▶ [What you are asked to do]: Every line below should be repeated exactly.

▶ [Dataset excerpt]:
— Start —

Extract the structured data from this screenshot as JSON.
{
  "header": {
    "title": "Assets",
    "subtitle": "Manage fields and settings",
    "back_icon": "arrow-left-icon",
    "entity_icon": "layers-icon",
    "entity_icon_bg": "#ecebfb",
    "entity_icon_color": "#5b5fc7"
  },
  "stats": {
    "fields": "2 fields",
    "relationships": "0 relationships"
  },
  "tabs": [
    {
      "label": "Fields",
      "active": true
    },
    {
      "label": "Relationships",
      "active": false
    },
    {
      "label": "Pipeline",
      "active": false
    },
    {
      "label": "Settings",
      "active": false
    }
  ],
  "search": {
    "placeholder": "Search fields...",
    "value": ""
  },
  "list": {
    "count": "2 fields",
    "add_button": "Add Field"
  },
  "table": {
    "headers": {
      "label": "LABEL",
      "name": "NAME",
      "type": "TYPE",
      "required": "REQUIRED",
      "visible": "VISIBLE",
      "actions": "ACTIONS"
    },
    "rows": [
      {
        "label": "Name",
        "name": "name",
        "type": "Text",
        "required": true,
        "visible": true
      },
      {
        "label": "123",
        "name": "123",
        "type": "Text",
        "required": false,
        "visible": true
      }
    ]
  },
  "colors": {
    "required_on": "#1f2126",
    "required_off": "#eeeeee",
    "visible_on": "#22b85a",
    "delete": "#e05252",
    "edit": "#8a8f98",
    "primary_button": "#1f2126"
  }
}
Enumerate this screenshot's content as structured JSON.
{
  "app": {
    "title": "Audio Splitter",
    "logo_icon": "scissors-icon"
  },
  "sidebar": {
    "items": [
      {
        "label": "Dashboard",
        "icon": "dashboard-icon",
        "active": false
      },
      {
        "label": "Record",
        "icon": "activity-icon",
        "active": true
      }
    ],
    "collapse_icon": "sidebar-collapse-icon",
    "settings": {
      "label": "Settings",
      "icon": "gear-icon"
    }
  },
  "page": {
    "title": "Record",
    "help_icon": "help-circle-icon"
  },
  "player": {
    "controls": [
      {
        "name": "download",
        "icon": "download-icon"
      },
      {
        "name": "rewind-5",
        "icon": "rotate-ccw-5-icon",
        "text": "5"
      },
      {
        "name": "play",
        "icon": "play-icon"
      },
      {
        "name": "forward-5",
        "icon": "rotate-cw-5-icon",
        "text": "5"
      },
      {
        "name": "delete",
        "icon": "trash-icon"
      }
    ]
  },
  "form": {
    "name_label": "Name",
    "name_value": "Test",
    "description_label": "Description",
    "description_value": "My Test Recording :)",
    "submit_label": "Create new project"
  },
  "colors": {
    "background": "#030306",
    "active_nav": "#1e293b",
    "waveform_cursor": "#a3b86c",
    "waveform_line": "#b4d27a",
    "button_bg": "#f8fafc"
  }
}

— End —

▶ [Task solution]:
Extract the structured data from this screenshot as JSON.
{
  "header": {
    "title": "Assets",
    "subtitle": "Manage fields and settings",
    "back_icon": "arrow-left-icon",
    "entity_icon": "layers-icon",
    "entity_icon_bg": "#ecebfb",
    "entity_icon_color": "#5b5fc7"
  },
  "stats": {
    "fields": "2 fields",
    "relationships": "0 relationships"
  },
  "tabs": [
    {
      "label": "Fields",
      "active": true
    },
    {
      "label": "Relationships",
      "active": false
    },
    {
      "label": "Pipeline",
      "active": false
    },
    {
      "label": "Settings",
      "active": false
    }
  ],
  "search": {
    "placeholder": "Search fields...",
    "value": ""
  },
  "list": {
    "count": "2 fields",
    "add_button": "Add Field"
  },
  "table": {
    "headers": {
      "label": "LABEL",
      "name": "NAME",
      "type": "TYPE",
      "required": "REQUIRED",
      "visible": "VISIBLE",
      "actions": "ACTIONS"
    },
    "rows": [
      {
        "label": "Name",
        "name": "name",
        "type": "Text",
        "required": true,
        "visible": true
      },
      {
        "label": "123",
        "name": "123",
        "type": "Text",
        "required": false,
        "visible": true
      }
    ]
  },
  "colors": {
    "required_on": "#1f2126",
    "required_off": "#eeeeee",
    "visible_on": "#22b85a",
    "delete": "#e05252",
    "edit": "#8a8f98",
    "primary_button": "#1f2126"
  }
}
Enumerate this screenshot's content as structured JSON.
{
  "app": {
    "title": "Audio Splitter",
    "logo_icon": "scissors-icon"
  },
  "sidebar": {
    "items": [
      {
        "label": "Dashboard",
        "icon": "dashboard-icon",
        "active": false
      },
      {
        "label": "Record",
        "icon": "activity-icon",
        "active": true
      }
    ],
    "collapse_icon": "sidebar-collapse-icon",
    "settings": {
      "label": "Settings",
      "icon": "gear-icon"
    }
  },
  "page": {
    "title": "Record",
    "help_icon": "help-circle-icon"
  },
  "player": {
    "controls": [
      {
        "name": "download",
        "icon": "download-icon"
      },
      {
        "name": "rewind-5",
        "icon": "rotate-ccw-5-icon",
        "text": "5"
      },
      {
        "name": "play",
        "icon": "play-icon"
      },
      {
        "name": "forward-5",
        "icon": "rotate-cw-5-icon",
        "text": "5"
      },
      {
        "name": "delete",
        "icon": "trash-icon"
      }
    ]
  },
  "form": {
    "name_label": "Name",
    "name_value": "Test",
    "description_label": "Description",
    "description_value": "My Test Recording :)",
    "submit_label": "Create new project"
  },
  "colors": {
    "background": "#030306",
    "active_nav": "#1e293b",
    "waveform_cursor": "#a3b86c",
    "waveform_line": "#b4d27a",
    "button_bg": "#f8fafc"
  }
}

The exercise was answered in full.